The problem
In the data that follows, count every line holding the string "equality" and give the count alone.

Dataset excerpts
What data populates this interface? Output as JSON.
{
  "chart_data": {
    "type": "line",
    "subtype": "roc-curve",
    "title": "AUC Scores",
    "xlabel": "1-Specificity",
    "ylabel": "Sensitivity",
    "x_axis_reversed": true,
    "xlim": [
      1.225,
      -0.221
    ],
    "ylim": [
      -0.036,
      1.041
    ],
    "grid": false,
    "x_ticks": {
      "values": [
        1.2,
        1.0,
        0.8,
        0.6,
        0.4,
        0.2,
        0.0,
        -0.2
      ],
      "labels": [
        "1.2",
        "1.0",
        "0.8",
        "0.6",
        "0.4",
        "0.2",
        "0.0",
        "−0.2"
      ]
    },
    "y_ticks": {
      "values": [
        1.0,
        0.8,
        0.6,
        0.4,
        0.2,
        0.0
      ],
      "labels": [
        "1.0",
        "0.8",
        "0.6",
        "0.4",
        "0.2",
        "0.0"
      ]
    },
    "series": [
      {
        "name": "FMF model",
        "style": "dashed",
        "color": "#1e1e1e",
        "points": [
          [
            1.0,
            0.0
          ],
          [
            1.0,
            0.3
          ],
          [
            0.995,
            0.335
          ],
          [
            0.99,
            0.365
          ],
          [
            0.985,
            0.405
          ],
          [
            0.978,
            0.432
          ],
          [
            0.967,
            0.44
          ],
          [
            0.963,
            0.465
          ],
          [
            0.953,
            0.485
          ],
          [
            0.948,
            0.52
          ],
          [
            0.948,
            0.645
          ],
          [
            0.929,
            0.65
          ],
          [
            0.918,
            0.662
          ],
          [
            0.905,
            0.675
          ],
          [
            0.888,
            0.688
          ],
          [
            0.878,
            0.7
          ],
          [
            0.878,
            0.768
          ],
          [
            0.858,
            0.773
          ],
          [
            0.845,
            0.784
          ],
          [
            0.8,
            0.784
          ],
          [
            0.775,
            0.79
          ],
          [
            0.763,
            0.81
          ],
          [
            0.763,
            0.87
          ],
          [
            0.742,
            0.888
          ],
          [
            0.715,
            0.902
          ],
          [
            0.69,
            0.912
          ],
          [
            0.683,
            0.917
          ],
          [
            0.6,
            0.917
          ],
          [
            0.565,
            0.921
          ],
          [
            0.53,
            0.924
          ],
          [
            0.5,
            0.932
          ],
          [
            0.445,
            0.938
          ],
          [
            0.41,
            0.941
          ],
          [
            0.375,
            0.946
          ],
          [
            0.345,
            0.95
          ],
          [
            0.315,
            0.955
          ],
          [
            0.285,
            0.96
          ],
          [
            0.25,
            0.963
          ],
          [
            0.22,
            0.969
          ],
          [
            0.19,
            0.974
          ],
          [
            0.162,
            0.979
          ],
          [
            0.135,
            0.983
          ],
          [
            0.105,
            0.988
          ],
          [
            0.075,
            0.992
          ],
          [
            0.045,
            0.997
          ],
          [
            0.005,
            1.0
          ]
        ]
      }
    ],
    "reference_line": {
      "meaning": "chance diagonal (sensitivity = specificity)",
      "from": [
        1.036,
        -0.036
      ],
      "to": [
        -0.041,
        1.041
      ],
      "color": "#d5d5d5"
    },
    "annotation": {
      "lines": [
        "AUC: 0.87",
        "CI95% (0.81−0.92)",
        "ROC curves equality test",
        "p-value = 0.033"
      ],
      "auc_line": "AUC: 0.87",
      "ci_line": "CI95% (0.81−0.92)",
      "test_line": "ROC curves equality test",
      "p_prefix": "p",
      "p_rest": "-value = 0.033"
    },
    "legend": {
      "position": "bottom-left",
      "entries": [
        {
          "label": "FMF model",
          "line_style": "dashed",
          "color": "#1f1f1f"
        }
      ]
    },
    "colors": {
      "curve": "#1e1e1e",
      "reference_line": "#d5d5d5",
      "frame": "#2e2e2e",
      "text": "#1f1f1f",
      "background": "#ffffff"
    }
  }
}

Correct response
2